In the records that follow, show each line where the word "this" is present.
___ Records shown ___
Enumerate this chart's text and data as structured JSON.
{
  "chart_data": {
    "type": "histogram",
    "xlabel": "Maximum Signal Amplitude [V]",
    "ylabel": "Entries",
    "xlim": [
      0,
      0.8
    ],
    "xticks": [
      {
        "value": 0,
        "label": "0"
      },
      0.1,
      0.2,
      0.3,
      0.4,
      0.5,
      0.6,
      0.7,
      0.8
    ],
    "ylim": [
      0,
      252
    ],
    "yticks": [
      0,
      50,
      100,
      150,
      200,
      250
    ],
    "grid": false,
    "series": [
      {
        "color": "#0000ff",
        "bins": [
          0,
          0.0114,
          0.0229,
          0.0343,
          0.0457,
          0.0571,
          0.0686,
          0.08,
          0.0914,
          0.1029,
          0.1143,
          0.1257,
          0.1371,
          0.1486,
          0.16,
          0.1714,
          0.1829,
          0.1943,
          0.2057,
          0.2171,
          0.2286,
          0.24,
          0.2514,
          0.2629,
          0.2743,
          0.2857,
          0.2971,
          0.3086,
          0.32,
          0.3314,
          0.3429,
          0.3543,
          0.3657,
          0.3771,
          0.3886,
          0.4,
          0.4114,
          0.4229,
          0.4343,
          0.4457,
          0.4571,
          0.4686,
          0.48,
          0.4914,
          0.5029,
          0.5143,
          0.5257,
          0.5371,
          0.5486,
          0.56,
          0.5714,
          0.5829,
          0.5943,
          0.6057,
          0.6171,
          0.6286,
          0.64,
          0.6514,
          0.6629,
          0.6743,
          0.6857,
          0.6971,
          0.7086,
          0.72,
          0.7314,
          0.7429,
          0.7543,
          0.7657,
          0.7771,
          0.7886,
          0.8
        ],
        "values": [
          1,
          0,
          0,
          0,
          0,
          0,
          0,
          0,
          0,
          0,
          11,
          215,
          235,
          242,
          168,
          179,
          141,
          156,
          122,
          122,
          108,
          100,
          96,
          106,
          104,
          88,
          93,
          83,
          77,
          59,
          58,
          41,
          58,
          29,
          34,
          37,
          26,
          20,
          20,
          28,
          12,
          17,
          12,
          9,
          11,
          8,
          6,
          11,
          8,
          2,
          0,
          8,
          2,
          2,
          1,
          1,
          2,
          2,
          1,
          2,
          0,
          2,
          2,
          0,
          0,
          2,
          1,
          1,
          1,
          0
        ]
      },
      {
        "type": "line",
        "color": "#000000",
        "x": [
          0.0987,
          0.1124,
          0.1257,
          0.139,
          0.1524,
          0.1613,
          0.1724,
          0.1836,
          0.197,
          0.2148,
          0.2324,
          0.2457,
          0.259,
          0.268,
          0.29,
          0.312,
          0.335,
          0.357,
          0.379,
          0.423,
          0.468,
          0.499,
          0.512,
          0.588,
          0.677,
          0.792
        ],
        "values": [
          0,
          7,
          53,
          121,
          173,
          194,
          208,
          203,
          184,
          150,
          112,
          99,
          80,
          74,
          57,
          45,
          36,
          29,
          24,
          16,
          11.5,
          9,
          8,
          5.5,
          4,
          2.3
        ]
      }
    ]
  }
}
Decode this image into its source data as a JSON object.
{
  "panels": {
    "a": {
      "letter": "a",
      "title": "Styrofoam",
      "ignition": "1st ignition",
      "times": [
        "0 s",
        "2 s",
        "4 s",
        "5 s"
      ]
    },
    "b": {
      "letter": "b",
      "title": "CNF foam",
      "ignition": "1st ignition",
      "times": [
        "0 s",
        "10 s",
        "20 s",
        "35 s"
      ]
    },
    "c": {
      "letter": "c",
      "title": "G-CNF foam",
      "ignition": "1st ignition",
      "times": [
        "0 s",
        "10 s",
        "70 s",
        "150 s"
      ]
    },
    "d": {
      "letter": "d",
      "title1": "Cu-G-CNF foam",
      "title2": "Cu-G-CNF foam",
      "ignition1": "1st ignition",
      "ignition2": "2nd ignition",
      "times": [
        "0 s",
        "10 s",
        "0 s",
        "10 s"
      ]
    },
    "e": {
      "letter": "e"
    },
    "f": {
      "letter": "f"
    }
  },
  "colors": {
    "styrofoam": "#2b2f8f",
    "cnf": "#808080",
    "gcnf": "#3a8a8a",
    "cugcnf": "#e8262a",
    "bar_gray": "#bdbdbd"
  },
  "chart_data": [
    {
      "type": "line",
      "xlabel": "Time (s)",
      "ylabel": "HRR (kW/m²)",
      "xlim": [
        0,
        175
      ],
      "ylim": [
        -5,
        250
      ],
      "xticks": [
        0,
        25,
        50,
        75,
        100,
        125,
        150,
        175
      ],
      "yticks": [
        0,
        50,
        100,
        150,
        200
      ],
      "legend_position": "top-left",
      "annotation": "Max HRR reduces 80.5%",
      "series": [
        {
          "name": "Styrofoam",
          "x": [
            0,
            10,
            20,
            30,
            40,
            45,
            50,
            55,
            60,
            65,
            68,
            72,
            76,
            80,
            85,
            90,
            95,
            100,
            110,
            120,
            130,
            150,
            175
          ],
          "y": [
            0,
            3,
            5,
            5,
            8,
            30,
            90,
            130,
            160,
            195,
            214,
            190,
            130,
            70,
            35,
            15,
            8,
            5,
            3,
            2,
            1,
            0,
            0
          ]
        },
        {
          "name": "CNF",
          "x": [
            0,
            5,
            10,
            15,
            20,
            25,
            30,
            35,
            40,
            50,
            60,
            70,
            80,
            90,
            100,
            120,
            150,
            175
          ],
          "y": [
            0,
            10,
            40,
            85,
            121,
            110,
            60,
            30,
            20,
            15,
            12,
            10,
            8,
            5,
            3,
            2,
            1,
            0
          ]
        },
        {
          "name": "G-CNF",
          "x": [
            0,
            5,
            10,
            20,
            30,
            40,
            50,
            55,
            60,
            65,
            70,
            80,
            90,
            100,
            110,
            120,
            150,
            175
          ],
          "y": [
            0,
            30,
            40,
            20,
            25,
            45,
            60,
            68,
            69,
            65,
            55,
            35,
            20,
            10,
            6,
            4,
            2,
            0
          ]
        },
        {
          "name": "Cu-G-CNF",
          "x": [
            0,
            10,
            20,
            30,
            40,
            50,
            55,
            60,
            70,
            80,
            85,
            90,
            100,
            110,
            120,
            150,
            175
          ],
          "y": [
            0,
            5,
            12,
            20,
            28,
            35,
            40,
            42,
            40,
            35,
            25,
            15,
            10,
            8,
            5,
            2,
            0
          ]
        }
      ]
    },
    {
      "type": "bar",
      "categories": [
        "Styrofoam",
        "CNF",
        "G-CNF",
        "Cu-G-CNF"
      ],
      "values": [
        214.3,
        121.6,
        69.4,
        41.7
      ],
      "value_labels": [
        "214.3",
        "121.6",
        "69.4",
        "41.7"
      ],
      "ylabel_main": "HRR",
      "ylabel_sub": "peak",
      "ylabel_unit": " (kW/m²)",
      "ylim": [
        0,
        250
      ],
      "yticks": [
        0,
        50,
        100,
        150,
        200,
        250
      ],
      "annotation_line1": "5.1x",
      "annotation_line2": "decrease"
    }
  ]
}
___
Written response:
Enumerate this chart's text and data as structured JSON.
Decode this image into its source data as a JSON object.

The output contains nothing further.